======== Extracted entries ========
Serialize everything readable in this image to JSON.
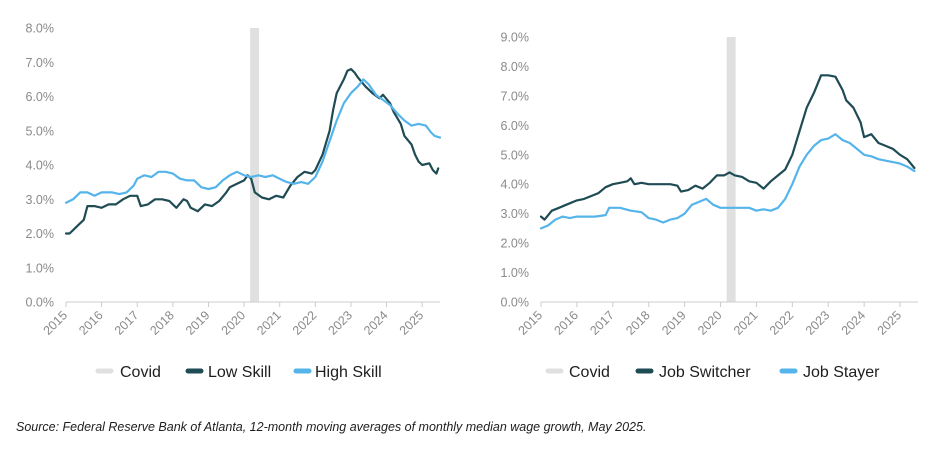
{
  "source": "Source: Federal Reserve Bank of Atlanta, 12-month moving averages of monthly median wage growth, May 2025.",
  "colors": {
    "covid": "#e0e0e0",
    "dark": "#1f4b55",
    "light": "#55b4ea",
    "axis": "#cccccc",
    "tick_text": "#8a8a8a"
  },
  "chart_data": [
    {
      "type": "line",
      "xlim": [
        2015.0,
        2025.5
      ],
      "ylim": [
        0,
        8
      ],
      "y_ticks": [
        "0.0%",
        "1.0%",
        "2.0%",
        "3.0%",
        "4.0%",
        "5.0%",
        "6.0%",
        "7.0%",
        "8.0%"
      ],
      "x_ticks": [
        "2015",
        "2016",
        "2017",
        "2018",
        "2019",
        "2020",
        "2021",
        "2022",
        "2023",
        "2024",
        "2025"
      ],
      "covid_band": [
        2020.17,
        2020.42
      ],
      "legend": [
        {
          "label": "Covid",
          "color": "#e0e0e0"
        },
        {
          "label": "Low Skill",
          "color": "#1f4b55"
        },
        {
          "label": "High Skill",
          "color": "#55b4ea"
        }
      ],
      "series": [
        {
          "name": "Low Skill",
          "color": "#1f4b55",
          "points": [
            [
              2015.0,
              2.0
            ],
            [
              2015.1,
              2.0
            ],
            [
              2015.3,
              2.2
            ],
            [
              2015.5,
              2.4
            ],
            [
              2015.6,
              2.8
            ],
            [
              2015.8,
              2.8
            ],
            [
              2016.0,
              2.75
            ],
            [
              2016.2,
              2.85
            ],
            [
              2016.4,
              2.85
            ],
            [
              2016.6,
              3.0
            ],
            [
              2016.8,
              3.1
            ],
            [
              2017.0,
              3.1
            ],
            [
              2017.1,
              2.8
            ],
            [
              2017.3,
              2.85
            ],
            [
              2017.5,
              3.0
            ],
            [
              2017.7,
              3.0
            ],
            [
              2017.9,
              2.95
            ],
            [
              2018.1,
              2.75
            ],
            [
              2018.3,
              3.0
            ],
            [
              2018.4,
              2.95
            ],
            [
              2018.5,
              2.75
            ],
            [
              2018.7,
              2.65
            ],
            [
              2018.9,
              2.85
            ],
            [
              2019.1,
              2.8
            ],
            [
              2019.3,
              2.95
            ],
            [
              2019.5,
              3.2
            ],
            [
              2019.6,
              3.35
            ],
            [
              2019.8,
              3.45
            ],
            [
              2020.0,
              3.55
            ],
            [
              2020.1,
              3.7
            ],
            [
              2020.2,
              3.6
            ],
            [
              2020.3,
              3.2
            ],
            [
              2020.5,
              3.05
            ],
            [
              2020.7,
              3.0
            ],
            [
              2020.9,
              3.1
            ],
            [
              2021.1,
              3.05
            ],
            [
              2021.3,
              3.4
            ],
            [
              2021.5,
              3.65
            ],
            [
              2021.7,
              3.8
            ],
            [
              2021.9,
              3.75
            ],
            [
              2022.0,
              3.85
            ],
            [
              2022.2,
              4.3
            ],
            [
              2022.4,
              5.0
            ],
            [
              2022.5,
              5.6
            ],
            [
              2022.6,
              6.1
            ],
            [
              2022.8,
              6.5
            ],
            [
              2022.9,
              6.75
            ],
            [
              2023.0,
              6.8
            ],
            [
              2023.1,
              6.7
            ],
            [
              2023.2,
              6.55
            ],
            [
              2023.4,
              6.3
            ],
            [
              2023.6,
              6.1
            ],
            [
              2023.8,
              5.95
            ],
            [
              2023.9,
              6.05
            ],
            [
              2024.1,
              5.8
            ],
            [
              2024.2,
              5.55
            ],
            [
              2024.4,
              5.2
            ],
            [
              2024.5,
              4.85
            ],
            [
              2024.7,
              4.6
            ],
            [
              2024.8,
              4.3
            ],
            [
              2024.9,
              4.1
            ],
            [
              2025.0,
              4.0
            ],
            [
              2025.2,
              4.05
            ],
            [
              2025.3,
              3.85
            ],
            [
              2025.4,
              3.75
            ],
            [
              2025.45,
              3.9
            ]
          ]
        },
        {
          "name": "High Skill",
          "color": "#55b4ea",
          "points": [
            [
              2015.0,
              2.9
            ],
            [
              2015.2,
              3.0
            ],
            [
              2015.4,
              3.2
            ],
            [
              2015.6,
              3.2
            ],
            [
              2015.8,
              3.1
            ],
            [
              2016.0,
              3.2
            ],
            [
              2016.3,
              3.2
            ],
            [
              2016.5,
              3.15
            ],
            [
              2016.7,
              3.2
            ],
            [
              2016.9,
              3.4
            ],
            [
              2017.0,
              3.6
            ],
            [
              2017.2,
              3.7
            ],
            [
              2017.4,
              3.65
            ],
            [
              2017.6,
              3.8
            ],
            [
              2017.8,
              3.8
            ],
            [
              2018.0,
              3.75
            ],
            [
              2018.2,
              3.6
            ],
            [
              2018.4,
              3.55
            ],
            [
              2018.6,
              3.55
            ],
            [
              2018.8,
              3.35
            ],
            [
              2019.0,
              3.3
            ],
            [
              2019.2,
              3.35
            ],
            [
              2019.4,
              3.55
            ],
            [
              2019.6,
              3.7
            ],
            [
              2019.8,
              3.8
            ],
            [
              2020.0,
              3.7
            ],
            [
              2020.2,
              3.65
            ],
            [
              2020.4,
              3.7
            ],
            [
              2020.6,
              3.65
            ],
            [
              2020.8,
              3.7
            ],
            [
              2021.0,
              3.6
            ],
            [
              2021.2,
              3.5
            ],
            [
              2021.4,
              3.45
            ],
            [
              2021.6,
              3.5
            ],
            [
              2021.8,
              3.45
            ],
            [
              2022.0,
              3.65
            ],
            [
              2022.2,
              4.1
            ],
            [
              2022.4,
              4.7
            ],
            [
              2022.6,
              5.3
            ],
            [
              2022.8,
              5.8
            ],
            [
              2023.0,
              6.1
            ],
            [
              2023.2,
              6.3
            ],
            [
              2023.35,
              6.5
            ],
            [
              2023.5,
              6.35
            ],
            [
              2023.7,
              6.05
            ],
            [
              2023.9,
              5.9
            ],
            [
              2024.1,
              5.75
            ],
            [
              2024.3,
              5.5
            ],
            [
              2024.5,
              5.3
            ],
            [
              2024.7,
              5.15
            ],
            [
              2024.9,
              5.2
            ],
            [
              2025.1,
              5.15
            ],
            [
              2025.25,
              4.95
            ],
            [
              2025.35,
              4.85
            ],
            [
              2025.5,
              4.8
            ]
          ]
        }
      ]
    },
    {
      "type": "line",
      "xlim": [
        2015.0,
        2025.5
      ],
      "ylim": [
        0,
        9
      ],
      "y_ticks": [
        "0.0%",
        "1.0%",
        "2.0%",
        "3.0%",
        "4.0%",
        "5.0%",
        "6.0%",
        "7.0%",
        "8.0%",
        "9.0%"
      ],
      "x_ticks": [
        "2015",
        "2016",
        "2017",
        "2018",
        "2019",
        "2020",
        "2021",
        "2022",
        "2023",
        "2024",
        "2025"
      ],
      "covid_band": [
        2020.17,
        2020.42
      ],
      "legend": [
        {
          "label": "Covid",
          "color": "#e0e0e0"
        },
        {
          "label": "Job Switcher",
          "color": "#1f4b55"
        },
        {
          "label": "Job Stayer",
          "color": "#55b4ea"
        }
      ],
      "series": [
        {
          "name": "Job Switcher",
          "color": "#1f4b55",
          "points": [
            [
              2015.0,
              2.9
            ],
            [
              2015.1,
              2.8
            ],
            [
              2015.3,
              3.1
            ],
            [
              2015.5,
              3.2
            ],
            [
              2015.7,
              3.3
            ],
            [
              2016.0,
              3.45
            ],
            [
              2016.2,
              3.5
            ],
            [
              2016.4,
              3.6
            ],
            [
              2016.6,
              3.7
            ],
            [
              2016.8,
              3.9
            ],
            [
              2017.0,
              4.0
            ],
            [
              2017.2,
              4.05
            ],
            [
              2017.4,
              4.1
            ],
            [
              2017.5,
              4.2
            ],
            [
              2017.6,
              4.0
            ],
            [
              2017.8,
              4.05
            ],
            [
              2018.0,
              4.0
            ],
            [
              2018.3,
              4.0
            ],
            [
              2018.6,
              4.0
            ],
            [
              2018.8,
              3.95
            ],
            [
              2018.9,
              3.75
            ],
            [
              2019.1,
              3.8
            ],
            [
              2019.3,
              3.95
            ],
            [
              2019.5,
              3.85
            ],
            [
              2019.7,
              4.05
            ],
            [
              2019.9,
              4.3
            ],
            [
              2020.1,
              4.3
            ],
            [
              2020.25,
              4.4
            ],
            [
              2020.4,
              4.3
            ],
            [
              2020.6,
              4.25
            ],
            [
              2020.8,
              4.1
            ],
            [
              2021.0,
              4.05
            ],
            [
              2021.2,
              3.85
            ],
            [
              2021.4,
              4.1
            ],
            [
              2021.6,
              4.3
            ],
            [
              2021.8,
              4.5
            ],
            [
              2022.0,
              5.0
            ],
            [
              2022.2,
              5.8
            ],
            [
              2022.4,
              6.6
            ],
            [
              2022.6,
              7.1
            ],
            [
              2022.8,
              7.7
            ],
            [
              2023.0,
              7.7
            ],
            [
              2023.2,
              7.65
            ],
            [
              2023.4,
              7.2
            ],
            [
              2023.5,
              6.85
            ],
            [
              2023.7,
              6.6
            ],
            [
              2023.9,
              6.1
            ],
            [
              2024.0,
              5.6
            ],
            [
              2024.2,
              5.7
            ],
            [
              2024.4,
              5.4
            ],
            [
              2024.6,
              5.3
            ],
            [
              2024.8,
              5.2
            ],
            [
              2025.0,
              5.0
            ],
            [
              2025.2,
              4.85
            ],
            [
              2025.4,
              4.55
            ]
          ]
        },
        {
          "name": "Job Stayer",
          "color": "#55b4ea",
          "points": [
            [
              2015.0,
              2.5
            ],
            [
              2015.2,
              2.6
            ],
            [
              2015.4,
              2.8
            ],
            [
              2015.6,
              2.9
            ],
            [
              2015.8,
              2.85
            ],
            [
              2016.0,
              2.9
            ],
            [
              2016.5,
              2.9
            ],
            [
              2016.8,
              2.95
            ],
            [
              2016.9,
              3.2
            ],
            [
              2017.2,
              3.2
            ],
            [
              2017.5,
              3.1
            ],
            [
              2017.8,
              3.05
            ],
            [
              2018.0,
              2.85
            ],
            [
              2018.2,
              2.8
            ],
            [
              2018.4,
              2.7
            ],
            [
              2018.6,
              2.8
            ],
            [
              2018.8,
              2.85
            ],
            [
              2019.0,
              3.0
            ],
            [
              2019.2,
              3.3
            ],
            [
              2019.4,
              3.4
            ],
            [
              2019.6,
              3.5
            ],
            [
              2019.8,
              3.3
            ],
            [
              2020.0,
              3.2
            ],
            [
              2020.3,
              3.2
            ],
            [
              2020.6,
              3.2
            ],
            [
              2020.8,
              3.2
            ],
            [
              2021.0,
              3.1
            ],
            [
              2021.2,
              3.15
            ],
            [
              2021.4,
              3.1
            ],
            [
              2021.6,
              3.2
            ],
            [
              2021.8,
              3.5
            ],
            [
              2022.0,
              4.0
            ],
            [
              2022.2,
              4.6
            ],
            [
              2022.4,
              5.0
            ],
            [
              2022.6,
              5.3
            ],
            [
              2022.8,
              5.5
            ],
            [
              2023.0,
              5.55
            ],
            [
              2023.2,
              5.7
            ],
            [
              2023.4,
              5.5
            ],
            [
              2023.6,
              5.4
            ],
            [
              2023.8,
              5.2
            ],
            [
              2024.0,
              5.0
            ],
            [
              2024.2,
              4.95
            ],
            [
              2024.4,
              4.85
            ],
            [
              2024.6,
              4.8
            ],
            [
              2024.8,
              4.75
            ],
            [
              2025.0,
              4.7
            ],
            [
              2025.2,
              4.6
            ],
            [
              2025.4,
              4.45
            ]
          ]
        }
      ]
    }
  ]
}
========
Report how many lines in the listing include the word "name". Give nothing but the count.

4